_Given request:_
Copy out each line of the material below with no changes.

_Records for this exercise:_
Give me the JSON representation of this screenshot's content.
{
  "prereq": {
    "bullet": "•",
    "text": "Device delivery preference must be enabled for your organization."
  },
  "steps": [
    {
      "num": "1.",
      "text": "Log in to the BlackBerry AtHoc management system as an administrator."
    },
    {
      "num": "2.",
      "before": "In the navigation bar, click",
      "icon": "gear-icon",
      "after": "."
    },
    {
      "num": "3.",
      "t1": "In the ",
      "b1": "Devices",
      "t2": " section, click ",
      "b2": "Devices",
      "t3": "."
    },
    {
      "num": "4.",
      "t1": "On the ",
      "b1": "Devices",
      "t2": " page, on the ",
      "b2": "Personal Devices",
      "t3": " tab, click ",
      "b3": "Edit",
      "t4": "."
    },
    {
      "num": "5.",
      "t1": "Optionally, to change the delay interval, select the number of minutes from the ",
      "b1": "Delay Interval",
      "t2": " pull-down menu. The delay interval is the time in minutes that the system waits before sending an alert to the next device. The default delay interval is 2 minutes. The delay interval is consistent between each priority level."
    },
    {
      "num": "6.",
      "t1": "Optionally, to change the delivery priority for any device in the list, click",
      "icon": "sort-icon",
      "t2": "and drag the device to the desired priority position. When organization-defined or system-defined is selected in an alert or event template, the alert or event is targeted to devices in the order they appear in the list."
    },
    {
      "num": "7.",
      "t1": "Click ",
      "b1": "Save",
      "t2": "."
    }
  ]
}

_Result of the task:_
Give me the JSON representation of this screenshot's content.
{
  "prereq": {
    "bullet": "•",
    "text": "Device delivery preference must be enabled for your organization."
  },
  "steps": [
    {
      "num": "1.",
      "text": "Log in to the BlackBerry AtHoc management system as an administrator."
    },
    {
      "num": "2.",
      "before": "In the navigation bar, click",
      "icon": "gear-icon",
      "after": "."
    },
    {
      "num": "3.",
      "t1": "In the ",
      "b1": "Devices",
      "t2": " section, click ",
      "b2": "Devices",
      "t3": "."
    },
    {
      "num": "4.",
      "t1": "On the ",
      "b1": "Devices",
      "t2": " page, on the ",
      "b2": "Personal Devices",
      "t3": " tab, click ",
      "b3": "Edit",
      "t4": "."
    },
    {
      "num": "5.",
      "t1": "Optionally, to change the delay interval, select the number of minutes from the ",
      "b1": "Delay Interval",
      "t2": " pull-down menu. The delay interval is the time in minutes that the system waits before sending an alert to the next device. The default delay interval is 2 minutes. The delay interval is consistent between each priority level."
    },
    {
      "num": "6.",
      "t1": "Optionally, to change the delivery priority for any device in the list, click",
      "icon": "sort-icon",
      "t2": "and drag the device to the desired priority position. When organization-defined or system-defined is selected in an alert or event template, the alert or event is targeted to devices in the order they appear in the list."
    },
    {
      "num": "7.",
      "t1": "Click ",
      "b1": "Save",
      "t2": "."
    }
  ]
}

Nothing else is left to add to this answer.